▸ **TASK MATERIAL**
◇ ◇ ◇ ◇ ◇

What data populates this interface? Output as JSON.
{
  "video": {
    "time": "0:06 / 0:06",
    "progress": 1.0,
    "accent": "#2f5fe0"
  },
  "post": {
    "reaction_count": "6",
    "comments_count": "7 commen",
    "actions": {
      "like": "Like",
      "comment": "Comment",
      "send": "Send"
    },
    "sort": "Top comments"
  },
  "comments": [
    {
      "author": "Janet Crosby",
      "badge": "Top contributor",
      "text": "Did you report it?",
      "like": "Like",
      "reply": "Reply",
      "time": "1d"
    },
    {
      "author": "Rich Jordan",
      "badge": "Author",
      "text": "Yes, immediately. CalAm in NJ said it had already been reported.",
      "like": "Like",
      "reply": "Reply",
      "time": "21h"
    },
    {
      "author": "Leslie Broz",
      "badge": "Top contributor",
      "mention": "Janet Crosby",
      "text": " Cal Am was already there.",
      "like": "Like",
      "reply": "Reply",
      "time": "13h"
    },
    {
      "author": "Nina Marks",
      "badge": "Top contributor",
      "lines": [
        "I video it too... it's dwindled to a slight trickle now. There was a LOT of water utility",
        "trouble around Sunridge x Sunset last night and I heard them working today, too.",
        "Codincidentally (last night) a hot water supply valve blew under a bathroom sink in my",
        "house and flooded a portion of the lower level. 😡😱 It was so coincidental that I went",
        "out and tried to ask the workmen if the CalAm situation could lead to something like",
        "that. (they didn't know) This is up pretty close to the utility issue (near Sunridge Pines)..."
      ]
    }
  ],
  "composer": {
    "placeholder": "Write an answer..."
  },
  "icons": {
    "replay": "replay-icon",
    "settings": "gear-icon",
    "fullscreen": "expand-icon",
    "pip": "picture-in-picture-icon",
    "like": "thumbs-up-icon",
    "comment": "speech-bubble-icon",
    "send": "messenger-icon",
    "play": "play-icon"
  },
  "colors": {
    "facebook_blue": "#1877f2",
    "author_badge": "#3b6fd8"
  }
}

◇ ◇ ◇ ◇ ◇

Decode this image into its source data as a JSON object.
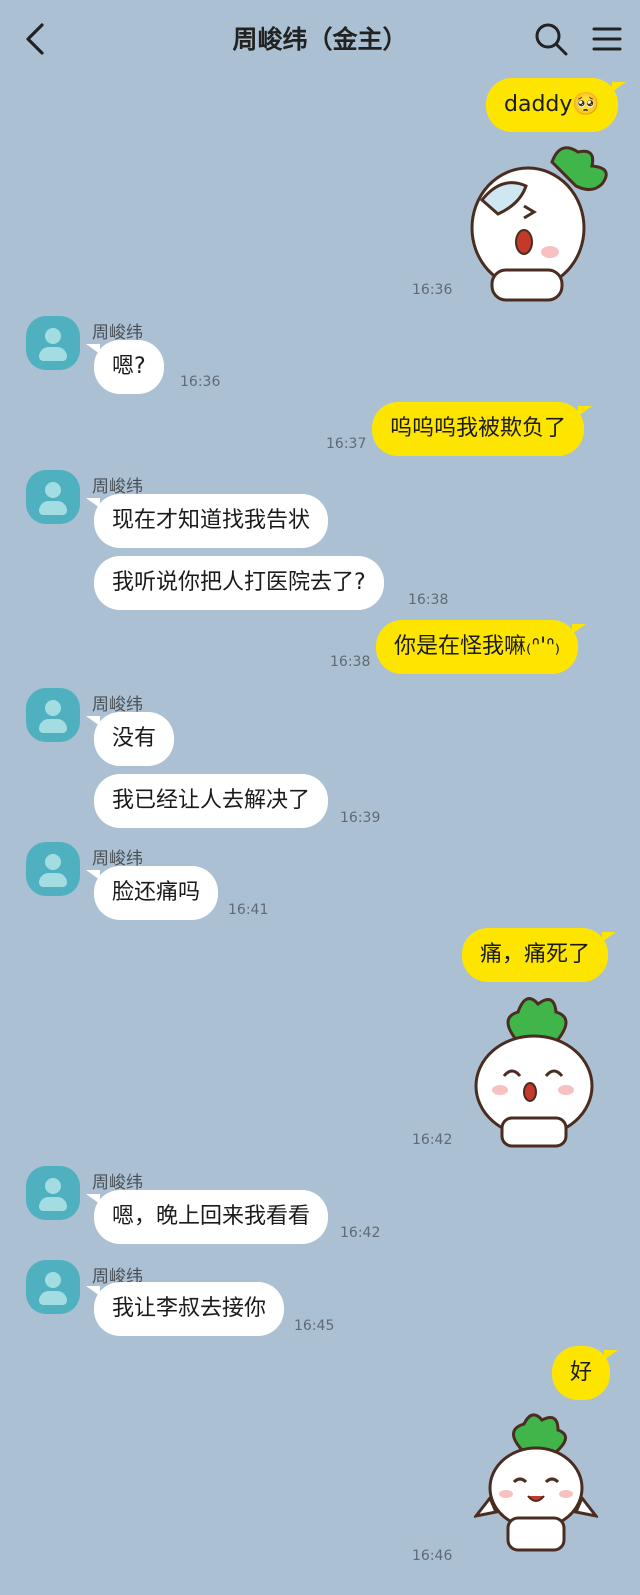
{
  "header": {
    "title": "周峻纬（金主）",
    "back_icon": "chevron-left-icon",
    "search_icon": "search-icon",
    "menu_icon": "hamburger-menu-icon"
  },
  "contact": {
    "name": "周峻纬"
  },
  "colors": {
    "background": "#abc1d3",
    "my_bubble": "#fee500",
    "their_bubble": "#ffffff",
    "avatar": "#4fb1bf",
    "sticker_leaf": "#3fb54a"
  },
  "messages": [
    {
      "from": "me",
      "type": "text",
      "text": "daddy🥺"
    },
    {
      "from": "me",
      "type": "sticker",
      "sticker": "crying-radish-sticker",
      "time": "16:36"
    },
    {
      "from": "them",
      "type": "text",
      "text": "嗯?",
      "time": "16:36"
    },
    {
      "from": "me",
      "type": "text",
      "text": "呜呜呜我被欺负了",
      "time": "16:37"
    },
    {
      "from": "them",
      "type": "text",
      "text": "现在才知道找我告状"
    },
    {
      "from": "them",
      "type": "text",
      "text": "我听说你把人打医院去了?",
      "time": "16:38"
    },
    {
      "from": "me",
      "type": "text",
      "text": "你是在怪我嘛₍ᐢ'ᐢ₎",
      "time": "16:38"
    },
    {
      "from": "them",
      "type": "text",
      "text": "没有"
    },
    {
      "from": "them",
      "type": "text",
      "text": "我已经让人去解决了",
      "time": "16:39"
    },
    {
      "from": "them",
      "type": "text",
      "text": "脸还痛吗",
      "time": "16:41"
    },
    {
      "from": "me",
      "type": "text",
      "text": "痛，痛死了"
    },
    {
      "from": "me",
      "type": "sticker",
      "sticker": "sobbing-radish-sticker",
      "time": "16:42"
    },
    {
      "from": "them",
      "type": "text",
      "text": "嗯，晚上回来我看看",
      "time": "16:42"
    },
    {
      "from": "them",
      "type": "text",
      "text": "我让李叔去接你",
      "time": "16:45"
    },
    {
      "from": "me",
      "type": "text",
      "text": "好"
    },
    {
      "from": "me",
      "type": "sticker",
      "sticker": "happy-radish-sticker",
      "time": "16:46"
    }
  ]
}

◇ ◇ ◇ ◇ ◇

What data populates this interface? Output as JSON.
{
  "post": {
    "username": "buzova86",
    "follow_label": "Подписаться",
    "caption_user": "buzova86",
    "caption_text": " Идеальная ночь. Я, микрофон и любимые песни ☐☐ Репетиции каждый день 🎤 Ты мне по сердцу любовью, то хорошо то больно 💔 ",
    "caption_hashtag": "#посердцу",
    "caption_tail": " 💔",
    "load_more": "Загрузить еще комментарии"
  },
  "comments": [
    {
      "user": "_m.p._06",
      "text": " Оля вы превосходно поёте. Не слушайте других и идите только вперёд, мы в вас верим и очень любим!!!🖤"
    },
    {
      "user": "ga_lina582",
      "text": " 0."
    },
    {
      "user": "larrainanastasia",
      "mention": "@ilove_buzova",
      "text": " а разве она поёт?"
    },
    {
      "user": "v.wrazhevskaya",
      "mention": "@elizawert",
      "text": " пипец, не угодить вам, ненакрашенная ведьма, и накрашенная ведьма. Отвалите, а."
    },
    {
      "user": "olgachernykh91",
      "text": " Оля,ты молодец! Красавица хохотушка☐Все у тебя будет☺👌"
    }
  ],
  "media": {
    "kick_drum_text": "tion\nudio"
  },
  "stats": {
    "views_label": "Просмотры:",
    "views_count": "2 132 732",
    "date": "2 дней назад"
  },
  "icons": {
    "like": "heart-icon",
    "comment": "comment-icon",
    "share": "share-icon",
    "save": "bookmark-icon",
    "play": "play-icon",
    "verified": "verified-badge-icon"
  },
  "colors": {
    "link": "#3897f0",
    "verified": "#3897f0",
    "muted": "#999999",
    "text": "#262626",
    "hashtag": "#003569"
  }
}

◇ ◇ ◇ ◇ ◇

▸ **DESCRIPTION OF THE TASK**
For each line of the entries that includes "last", show that line.

▸ **TASK SOLUTION**
        "trouble around Sunridge x Sunset last night and I heard them working today, too.",
        "Codincidentally (last night) a hot water supply valve blew under a bathroom sink in my",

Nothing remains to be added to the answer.